Records to process:
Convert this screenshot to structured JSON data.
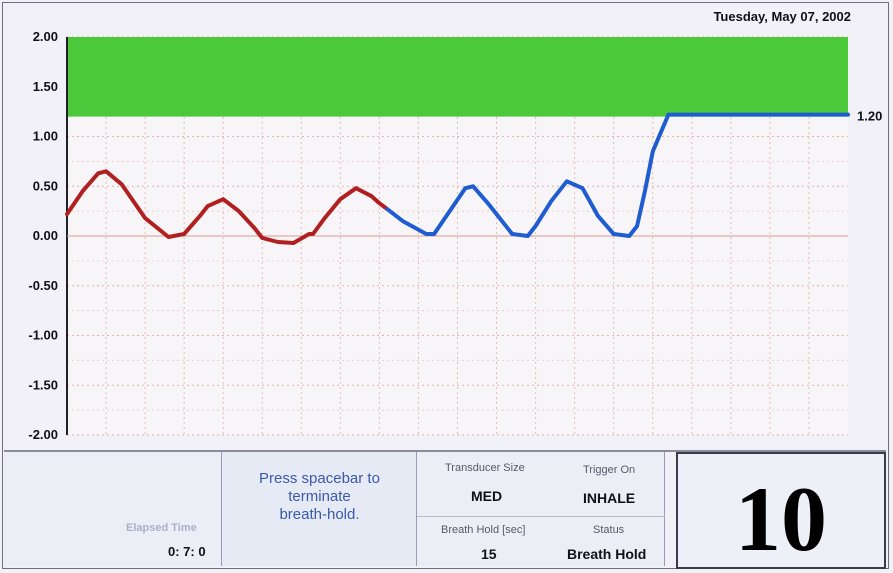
{
  "header": {
    "date": "Tuesday, May 07, 2002"
  },
  "chart_data": {
    "type": "line",
    "y_ticks": [
      "2.00",
      "1.50",
      "1.00",
      "0.50",
      "0.00",
      "-0.50",
      "-1.00",
      "-1.50",
      "-2.00"
    ],
    "ylim": [
      -2.0,
      2.0
    ],
    "xlim": [
      0,
      100
    ],
    "grid": true,
    "threshold_band": {
      "from": 1.2,
      "to": 2.0,
      "color": "#4cc93a"
    },
    "target_label": "1.20",
    "target_value": 1.2,
    "series": [
      {
        "color": "#b02020",
        "x": [
          0,
          2,
          4,
          5,
          7,
          10,
          13,
          15,
          17,
          18,
          20,
          22,
          24,
          25,
          27,
          29,
          31,
          31.5,
          33,
          35,
          37,
          39,
          40,
          41
        ],
        "y": [
          0.22,
          0.45,
          0.63,
          0.65,
          0.52,
          0.18,
          -0.01,
          0.02,
          0.2,
          0.3,
          0.37,
          0.25,
          0.08,
          -0.02,
          -0.06,
          -0.07,
          0.02,
          0.02,
          0.18,
          0.37,
          0.48,
          0.4,
          0.33,
          0.27
        ]
      },
      {
        "color": "#1f5cd0",
        "x": [
          41,
          43,
          46,
          47,
          49,
          51,
          52,
          54,
          57,
          59,
          60,
          62,
          64,
          66,
          68,
          70,
          72,
          73,
          74,
          75,
          77,
          80,
          100
        ],
        "y": [
          0.27,
          0.15,
          0.02,
          0.02,
          0.25,
          0.48,
          0.5,
          0.32,
          0.02,
          0.0,
          0.1,
          0.35,
          0.55,
          0.48,
          0.2,
          0.02,
          0.0,
          0.1,
          0.45,
          0.85,
          1.22,
          1.22,
          1.22
        ]
      }
    ]
  },
  "status": {
    "elapsed_label": "Elapsed Time",
    "elapsed_value": "0: 7: 0",
    "message": "Press spacebar to\nterminate\nbreath-hold.",
    "transducer_label": "Transducer Size",
    "transducer_value": "MED",
    "trigger_label": "Trigger On",
    "trigger_value": "INHALE",
    "breath_hold_label": "Breath Hold [sec]",
    "breath_hold_value": "15",
    "status_label": "Status",
    "status_value": "Breath Hold",
    "counter": "10"
  }
}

Work to be completed:
Consider the entries above and return each line with the string "color".

Final result:
      "color": "#4cc93a"
        "color": "#b02020",
        "color": "#1f5cd0",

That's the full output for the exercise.